[Data to use]
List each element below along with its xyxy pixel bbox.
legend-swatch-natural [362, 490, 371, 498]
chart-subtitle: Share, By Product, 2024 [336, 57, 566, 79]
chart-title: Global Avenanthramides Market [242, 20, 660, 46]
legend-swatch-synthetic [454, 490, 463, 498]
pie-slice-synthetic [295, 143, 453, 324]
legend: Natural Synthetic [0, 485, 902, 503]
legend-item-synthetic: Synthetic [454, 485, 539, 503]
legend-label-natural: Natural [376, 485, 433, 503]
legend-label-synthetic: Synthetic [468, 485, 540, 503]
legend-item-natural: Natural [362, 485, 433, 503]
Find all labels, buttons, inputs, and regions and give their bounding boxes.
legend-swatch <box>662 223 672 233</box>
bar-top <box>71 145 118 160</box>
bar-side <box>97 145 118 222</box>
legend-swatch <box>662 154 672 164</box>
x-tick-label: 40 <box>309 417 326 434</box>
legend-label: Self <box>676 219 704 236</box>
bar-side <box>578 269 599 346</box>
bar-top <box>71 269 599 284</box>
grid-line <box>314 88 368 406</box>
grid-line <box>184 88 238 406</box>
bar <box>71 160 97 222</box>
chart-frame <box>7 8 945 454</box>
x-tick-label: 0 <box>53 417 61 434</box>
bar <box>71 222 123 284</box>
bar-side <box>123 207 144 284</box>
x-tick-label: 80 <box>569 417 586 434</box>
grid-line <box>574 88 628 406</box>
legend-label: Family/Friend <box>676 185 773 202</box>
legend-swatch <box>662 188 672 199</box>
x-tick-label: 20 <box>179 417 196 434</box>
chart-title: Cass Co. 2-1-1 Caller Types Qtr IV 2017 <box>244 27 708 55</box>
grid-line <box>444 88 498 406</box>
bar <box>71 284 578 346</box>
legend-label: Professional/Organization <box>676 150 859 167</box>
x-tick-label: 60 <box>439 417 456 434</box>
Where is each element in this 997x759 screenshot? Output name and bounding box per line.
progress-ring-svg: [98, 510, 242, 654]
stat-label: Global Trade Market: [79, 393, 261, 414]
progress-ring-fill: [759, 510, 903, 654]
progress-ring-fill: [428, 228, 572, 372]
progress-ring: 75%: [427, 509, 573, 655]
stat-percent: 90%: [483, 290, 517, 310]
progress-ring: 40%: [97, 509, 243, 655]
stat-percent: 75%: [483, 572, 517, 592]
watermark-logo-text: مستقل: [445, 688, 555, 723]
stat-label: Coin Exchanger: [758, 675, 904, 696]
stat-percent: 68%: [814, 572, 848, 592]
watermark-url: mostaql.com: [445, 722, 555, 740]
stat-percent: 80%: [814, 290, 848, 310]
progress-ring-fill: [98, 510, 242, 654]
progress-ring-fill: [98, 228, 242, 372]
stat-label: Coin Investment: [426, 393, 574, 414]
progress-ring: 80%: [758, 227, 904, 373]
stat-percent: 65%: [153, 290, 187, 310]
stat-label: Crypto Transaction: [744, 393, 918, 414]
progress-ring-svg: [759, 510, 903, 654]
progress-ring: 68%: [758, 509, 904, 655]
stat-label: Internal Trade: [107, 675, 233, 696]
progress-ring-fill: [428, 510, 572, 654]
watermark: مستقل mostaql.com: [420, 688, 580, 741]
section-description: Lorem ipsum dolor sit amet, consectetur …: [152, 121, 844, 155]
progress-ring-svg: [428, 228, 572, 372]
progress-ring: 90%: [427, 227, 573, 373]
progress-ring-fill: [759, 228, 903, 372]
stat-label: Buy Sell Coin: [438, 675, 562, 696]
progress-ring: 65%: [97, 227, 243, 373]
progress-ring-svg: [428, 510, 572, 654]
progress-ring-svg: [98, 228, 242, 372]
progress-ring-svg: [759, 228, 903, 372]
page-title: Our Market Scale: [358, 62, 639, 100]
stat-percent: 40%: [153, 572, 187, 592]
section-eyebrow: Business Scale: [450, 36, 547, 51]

[Required task] Print all three entries above again, word for word and unchanged.

[Exercise response]
List each element below along with its xyxy pixel bbox.
legend-swatch-natural [362, 490, 371, 498]
chart-subtitle: Share, By Product, 2024 [336, 57, 566, 79]
chart-title: Global Avenanthramides Market [242, 20, 660, 46]
legend-swatch-synthetic [454, 490, 463, 498]
pie-slice-synthetic [295, 143, 453, 324]
legend: Natural Synthetic [0, 485, 902, 503]
legend-item-synthetic: Synthetic [454, 485, 539, 503]
legend-label-natural: Natural [376, 485, 433, 503]
legend-label-synthetic: Synthetic [468, 485, 540, 503]
legend-item-natural: Natural [362, 485, 433, 503]
Find all labels, buttons, inputs, and regions and give their bounding boxes.
legend-swatch <box>662 223 672 233</box>
bar-top <box>71 145 118 160</box>
bar-side <box>97 145 118 222</box>
legend-swatch <box>662 154 672 164</box>
x-tick-label: 40 <box>309 417 326 434</box>
legend-label: Self <box>676 219 704 236</box>
bar-side <box>578 269 599 346</box>
bar-top <box>71 269 599 284</box>
grid-line <box>314 88 368 406</box>
grid-line <box>184 88 238 406</box>
bar <box>71 160 97 222</box>
chart-frame <box>7 8 945 454</box>
x-tick-label: 0 <box>53 417 61 434</box>
bar <box>71 222 123 284</box>
bar-side <box>123 207 144 284</box>
x-tick-label: 80 <box>569 417 586 434</box>
grid-line <box>574 88 628 406</box>
legend-label: Family/Friend <box>676 185 773 202</box>
legend-swatch <box>662 188 672 199</box>
x-tick-label: 20 <box>179 417 196 434</box>
chart-title: Cass Co. 2-1-1 Caller Types Qtr IV 2017 <box>244 27 708 55</box>
grid-line <box>444 88 498 406</box>
bar <box>71 284 578 346</box>
legend-label: Professional/Organization <box>676 150 859 167</box>
x-tick-label: 60 <box>439 417 456 434</box>
Where is each element in this 997x759 screenshot? Output name and bounding box per line.
progress-ring-svg: [98, 510, 242, 654]
stat-label: Global Trade Market: [79, 393, 261, 414]
progress-ring-fill: [759, 510, 903, 654]
progress-ring-fill: [428, 228, 572, 372]
progress-ring: 75%: [427, 509, 573, 655]
stat-percent: 90%: [483, 290, 517, 310]
progress-ring: 40%: [97, 509, 243, 655]
stat-percent: 75%: [483, 572, 517, 592]
watermark-logo-text: مستقل: [445, 688, 555, 723]
stat-label: Coin Exchanger: [758, 675, 904, 696]
stat-percent: 68%: [814, 572, 848, 592]
watermark-url: mostaql.com: [445, 722, 555, 740]
stat-percent: 80%: [814, 290, 848, 310]
progress-ring-fill: [98, 510, 242, 654]
progress-ring-fill: [98, 228, 242, 372]
stat-label: Coin Investment: [426, 393, 574, 414]
progress-ring: 80%: [758, 227, 904, 373]
stat-percent: 65%: [153, 290, 187, 310]
stat-label: Crypto Transaction: [744, 393, 918, 414]
progress-ring-svg: [759, 510, 903, 654]
progress-ring: 68%: [758, 509, 904, 655]
stat-label: Internal Trade: [107, 675, 233, 696]
progress-ring-fill: [428, 510, 572, 654]
watermark: مستقل mostaql.com: [420, 688, 580, 741]
section-description: Lorem ipsum dolor sit amet, consectetur …: [152, 121, 844, 155]
progress-ring-svg: [428, 228, 572, 372]
progress-ring: 90%: [427, 227, 573, 373]
progress-ring-fill: [759, 228, 903, 372]
stat-label: Buy Sell Coin: [438, 675, 562, 696]
progress-ring: 65%: [97, 227, 243, 373]
progress-ring-svg: [428, 510, 572, 654]
progress-ring-svg: [98, 228, 242, 372]
progress-ring-svg: [759, 228, 903, 372]
page-title: Our Market Scale: [358, 62, 639, 100]
stat-percent: 40%: [153, 572, 187, 592]
section-eyebrow: Business Scale: [450, 36, 547, 51]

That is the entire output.